_CHALLENGE_
Among the lines of these entries, how many hold the word "Allocation"? State only the number.

↓↓↓

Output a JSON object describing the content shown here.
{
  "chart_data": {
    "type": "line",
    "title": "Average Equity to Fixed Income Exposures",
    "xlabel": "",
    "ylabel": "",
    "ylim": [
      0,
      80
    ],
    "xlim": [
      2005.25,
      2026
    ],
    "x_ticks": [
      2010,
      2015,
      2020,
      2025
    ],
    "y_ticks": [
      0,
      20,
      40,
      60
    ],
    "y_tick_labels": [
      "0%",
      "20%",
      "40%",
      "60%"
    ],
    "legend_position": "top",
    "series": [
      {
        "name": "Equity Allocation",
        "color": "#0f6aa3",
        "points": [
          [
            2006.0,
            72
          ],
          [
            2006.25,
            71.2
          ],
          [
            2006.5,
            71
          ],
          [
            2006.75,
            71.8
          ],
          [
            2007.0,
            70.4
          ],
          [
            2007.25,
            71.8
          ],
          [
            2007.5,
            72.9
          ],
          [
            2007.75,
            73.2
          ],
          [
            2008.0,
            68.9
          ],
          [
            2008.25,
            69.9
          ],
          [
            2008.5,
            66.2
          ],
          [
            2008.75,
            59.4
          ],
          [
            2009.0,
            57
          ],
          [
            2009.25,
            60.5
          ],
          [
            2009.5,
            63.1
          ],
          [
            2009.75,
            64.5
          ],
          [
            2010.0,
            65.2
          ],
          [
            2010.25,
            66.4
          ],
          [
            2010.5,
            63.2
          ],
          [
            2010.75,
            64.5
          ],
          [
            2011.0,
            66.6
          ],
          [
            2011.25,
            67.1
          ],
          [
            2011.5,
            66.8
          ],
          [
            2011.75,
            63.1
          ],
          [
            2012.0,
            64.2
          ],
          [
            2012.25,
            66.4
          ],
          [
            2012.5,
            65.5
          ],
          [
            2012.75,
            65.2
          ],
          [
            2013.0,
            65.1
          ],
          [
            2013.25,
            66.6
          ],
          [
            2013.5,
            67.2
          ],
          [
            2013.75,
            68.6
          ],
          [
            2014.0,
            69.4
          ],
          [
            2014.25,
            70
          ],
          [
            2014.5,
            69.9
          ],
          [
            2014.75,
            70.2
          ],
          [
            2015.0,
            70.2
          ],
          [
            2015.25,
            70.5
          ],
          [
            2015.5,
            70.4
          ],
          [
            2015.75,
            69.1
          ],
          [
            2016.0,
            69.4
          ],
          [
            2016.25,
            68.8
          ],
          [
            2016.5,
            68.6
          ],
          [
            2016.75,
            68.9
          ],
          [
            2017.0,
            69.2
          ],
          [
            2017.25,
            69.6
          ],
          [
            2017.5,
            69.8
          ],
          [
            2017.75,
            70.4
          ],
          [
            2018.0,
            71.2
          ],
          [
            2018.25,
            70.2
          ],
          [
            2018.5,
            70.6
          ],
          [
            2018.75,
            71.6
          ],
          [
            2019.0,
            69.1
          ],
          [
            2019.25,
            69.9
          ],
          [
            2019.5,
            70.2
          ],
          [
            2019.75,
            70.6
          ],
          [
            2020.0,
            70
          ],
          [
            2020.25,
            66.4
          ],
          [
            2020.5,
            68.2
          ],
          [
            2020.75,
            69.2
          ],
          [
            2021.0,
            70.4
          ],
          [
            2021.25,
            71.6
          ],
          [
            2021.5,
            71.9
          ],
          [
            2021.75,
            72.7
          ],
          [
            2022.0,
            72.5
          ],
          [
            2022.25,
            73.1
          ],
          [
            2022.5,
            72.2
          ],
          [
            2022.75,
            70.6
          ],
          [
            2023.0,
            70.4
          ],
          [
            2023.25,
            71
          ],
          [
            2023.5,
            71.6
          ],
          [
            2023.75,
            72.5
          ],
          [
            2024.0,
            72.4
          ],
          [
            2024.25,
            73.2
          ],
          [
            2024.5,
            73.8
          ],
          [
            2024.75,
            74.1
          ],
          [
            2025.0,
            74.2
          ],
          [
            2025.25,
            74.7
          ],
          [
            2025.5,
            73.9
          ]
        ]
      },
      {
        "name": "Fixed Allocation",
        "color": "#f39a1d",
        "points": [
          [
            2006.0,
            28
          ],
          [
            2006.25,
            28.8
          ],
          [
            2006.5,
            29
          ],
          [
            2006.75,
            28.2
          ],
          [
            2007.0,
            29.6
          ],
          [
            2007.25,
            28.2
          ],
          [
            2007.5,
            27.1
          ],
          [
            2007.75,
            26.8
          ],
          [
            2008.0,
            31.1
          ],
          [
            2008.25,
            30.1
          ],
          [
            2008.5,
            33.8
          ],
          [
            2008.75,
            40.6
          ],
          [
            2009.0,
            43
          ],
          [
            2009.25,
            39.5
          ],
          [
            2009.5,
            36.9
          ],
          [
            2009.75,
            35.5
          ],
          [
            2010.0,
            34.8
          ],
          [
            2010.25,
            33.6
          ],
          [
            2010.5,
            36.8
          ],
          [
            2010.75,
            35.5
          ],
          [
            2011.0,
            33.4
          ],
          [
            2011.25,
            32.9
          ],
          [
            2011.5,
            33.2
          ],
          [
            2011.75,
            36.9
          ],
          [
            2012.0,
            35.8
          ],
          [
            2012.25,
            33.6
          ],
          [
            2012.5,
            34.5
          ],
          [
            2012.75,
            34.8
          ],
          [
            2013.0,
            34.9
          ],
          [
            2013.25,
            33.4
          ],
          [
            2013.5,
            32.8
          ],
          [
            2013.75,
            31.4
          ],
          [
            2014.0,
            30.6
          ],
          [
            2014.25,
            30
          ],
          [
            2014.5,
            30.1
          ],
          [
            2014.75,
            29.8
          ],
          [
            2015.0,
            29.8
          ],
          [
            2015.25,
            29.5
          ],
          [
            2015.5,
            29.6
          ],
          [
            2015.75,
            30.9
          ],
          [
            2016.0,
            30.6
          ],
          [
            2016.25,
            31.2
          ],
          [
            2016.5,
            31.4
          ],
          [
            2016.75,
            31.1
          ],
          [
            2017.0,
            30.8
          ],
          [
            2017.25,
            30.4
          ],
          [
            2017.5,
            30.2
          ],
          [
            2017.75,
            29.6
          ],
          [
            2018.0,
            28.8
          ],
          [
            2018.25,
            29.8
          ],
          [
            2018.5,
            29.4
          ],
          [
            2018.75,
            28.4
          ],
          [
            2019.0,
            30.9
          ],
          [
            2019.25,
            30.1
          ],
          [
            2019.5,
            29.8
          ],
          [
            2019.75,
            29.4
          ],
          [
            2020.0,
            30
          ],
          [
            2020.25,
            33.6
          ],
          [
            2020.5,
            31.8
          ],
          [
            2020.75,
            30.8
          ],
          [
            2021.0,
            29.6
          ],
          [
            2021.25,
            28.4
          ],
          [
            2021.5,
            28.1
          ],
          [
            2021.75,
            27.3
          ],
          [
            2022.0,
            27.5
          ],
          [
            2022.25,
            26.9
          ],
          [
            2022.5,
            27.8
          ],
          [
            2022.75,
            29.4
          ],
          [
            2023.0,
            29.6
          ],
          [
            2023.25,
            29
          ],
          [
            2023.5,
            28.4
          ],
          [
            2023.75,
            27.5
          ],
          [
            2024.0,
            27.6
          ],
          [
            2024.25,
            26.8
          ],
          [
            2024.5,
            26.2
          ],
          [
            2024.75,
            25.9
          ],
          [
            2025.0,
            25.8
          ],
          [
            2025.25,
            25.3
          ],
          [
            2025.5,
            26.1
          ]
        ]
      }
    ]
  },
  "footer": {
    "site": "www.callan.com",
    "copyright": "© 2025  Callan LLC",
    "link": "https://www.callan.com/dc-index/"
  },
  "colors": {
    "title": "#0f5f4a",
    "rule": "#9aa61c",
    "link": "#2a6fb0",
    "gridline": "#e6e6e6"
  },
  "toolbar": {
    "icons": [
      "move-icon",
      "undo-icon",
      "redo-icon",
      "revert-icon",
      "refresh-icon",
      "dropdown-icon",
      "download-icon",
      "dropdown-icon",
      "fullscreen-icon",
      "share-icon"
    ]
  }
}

↑↑↑

_SOLUTION BELOW_
2